## THE RECORDS
::::::::

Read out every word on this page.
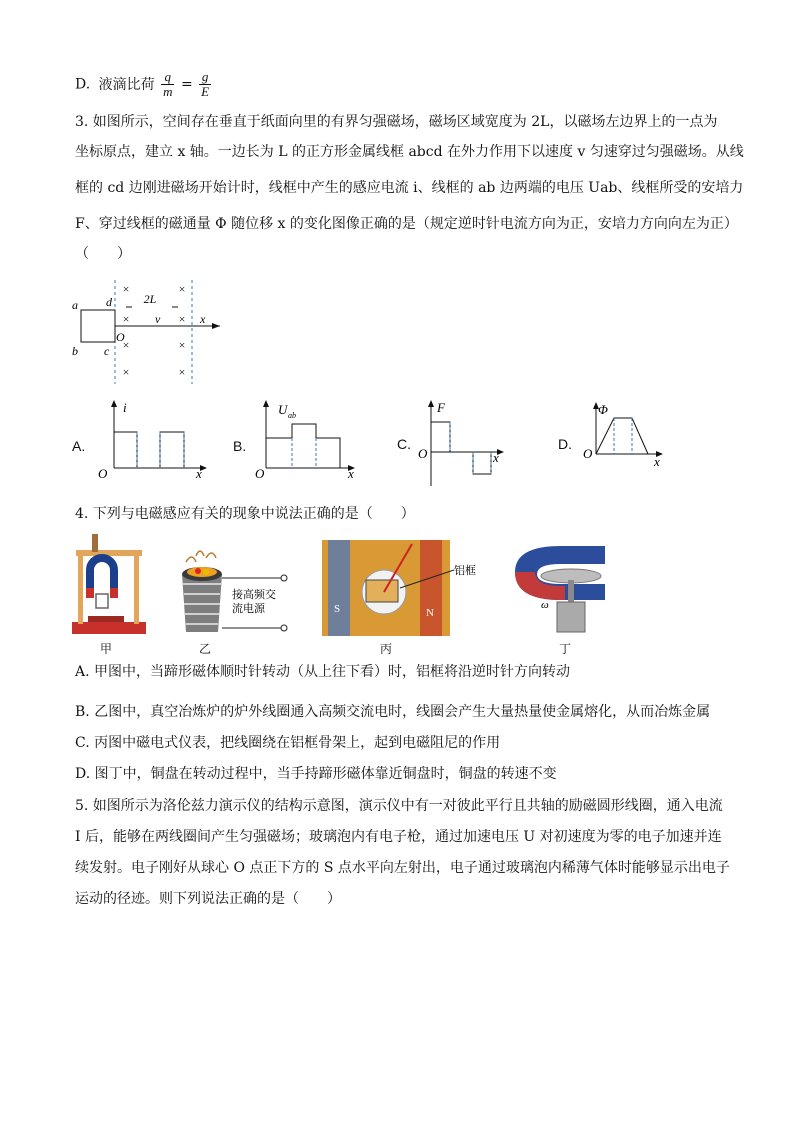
D. 液滴比荷 $\frac{q}{m} = \frac{g}{E}$
3. 如图所示，空间存在垂直于纸面向里的有界匀强磁场，磁场区域宽度为 2L，以磁场左边界上的一点为
坐标原点，建立 x 轴。一边长为 L 的正方形金属线框 abcd 在外力作用下以速度 v 匀速穿过匀强磁场。从线
框的 cd 边刚进磁场开始计时，线框中产生的感应电流 i、线框的 ab 边两端的电压 Uab、线框所受的安培力
F、穿过线框的磁通量 Φ 随位移 x 的变化图像正确的是（规定逆时针电流方向为正，安培力方向向左为正）
（　　）
2L
a d
b c
O
v	x
×	×
×	×
×	×
×	×
A.
i
O	x
B.
U ab
O	x
C.
F
O	x
D.
Φ
O
x
4. 下列与电磁感应有关的现象中说法正确的是（　　）
甲
接高频交
流电源
乙
S	N
铝框
丙
ω
丁
A. 甲图中，当蹄形磁体顺时针转动（从上往下看）时，铝框将沿逆时针方向转动
B. 乙图中，真空冶炼炉的炉外线圈通入高频交流电时，线圈会产生大量热量使金属熔化，从而冶炼金属
C. 丙图中磁电式仪表，把线圈绕在铝框骨架上，起到电磁阻尼的作用
D. 图丁中，铜盘在转动过程中，当手持蹄形磁体靠近铜盘时，铜盘的转速不变
5. 如图所示为洛伦兹力演示仪的结构示意图，演示仪中有一对彼此平行且共轴的励磁圆形线圈，通入电流
I 后，能够在两线圈间产生匀强磁场；玻璃泡内有电子枪，通过加速电压 U 对初速度为零的电子加速并连
续发射。电子刚好从球心 O 点正下方的 S 点水平向左射出，电子通过玻璃泡内稀薄气体时能够显示出电子
运动的径迹。则下列说法正确的是（　　）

::::::::

## PROBLEM DETAILS
Exclude all images and restate the records above word for word.

## ANSWER
Read out every word on this page.
D. 液滴比荷 $\frac{q}{m} = \frac{g}{E}$
3. 如图所示，空间存在垂直于纸面向里的有界匀强磁场，磁场区域宽度为 2L，以磁场左边界上的一点为
坐标原点，建立 x 轴。一边长为 L 的正方形金属线框 abcd 在外力作用下以速度 v 匀速穿过匀强磁场。从线
框的 cd 边刚进磁场开始计时，线框中产生的感应电流 i、线框的 ab 边两端的电压 Uab、线框所受的安培力
F、穿过线框的磁通量 Φ 随位移 x 的变化图像正确的是（规定逆时针电流方向为正，安培力方向向左为正）
（　　）
2L
a d
b c
O
v	x
×	×
×	×
×	×
×	×
A.
i
O	x
B.
U ab
O	x
C.
F
O	x
D.
Φ
O
x
4. 下列与电磁感应有关的现象中说法正确的是（　　）
甲
接高频交
流电源
乙
S	N
铝框
丙
ω
丁
A. 甲图中，当蹄形磁体顺时针转动（从上往下看）时，铝框将沿逆时针方向转动
B. 乙图中，真空冶炼炉的炉外线圈通入高频交流电时，线圈会产生大量热量使金属熔化，从而冶炼金属
C. 丙图中磁电式仪表，把线圈绕在铝框骨架上，起到电磁阻尼的作用
D. 图丁中，铜盘在转动过程中，当手持蹄形磁体靠近铜盘时，铜盘的转速不变
5. 如图所示为洛伦兹力演示仪的结构示意图，演示仪中有一对彼此平行且共轴的励磁圆形线圈，通入电流
I 后，能够在两线圈间产生匀强磁场；玻璃泡内有电子枪，通过加速电压 U 对初速度为零的电子加速并连
续发射。电子刚好从球心 O 点正下方的 S 点水平向左射出，电子通过玻璃泡内稀薄气体时能够显示出电子
运动的径迹。则下列说法正确的是（　　）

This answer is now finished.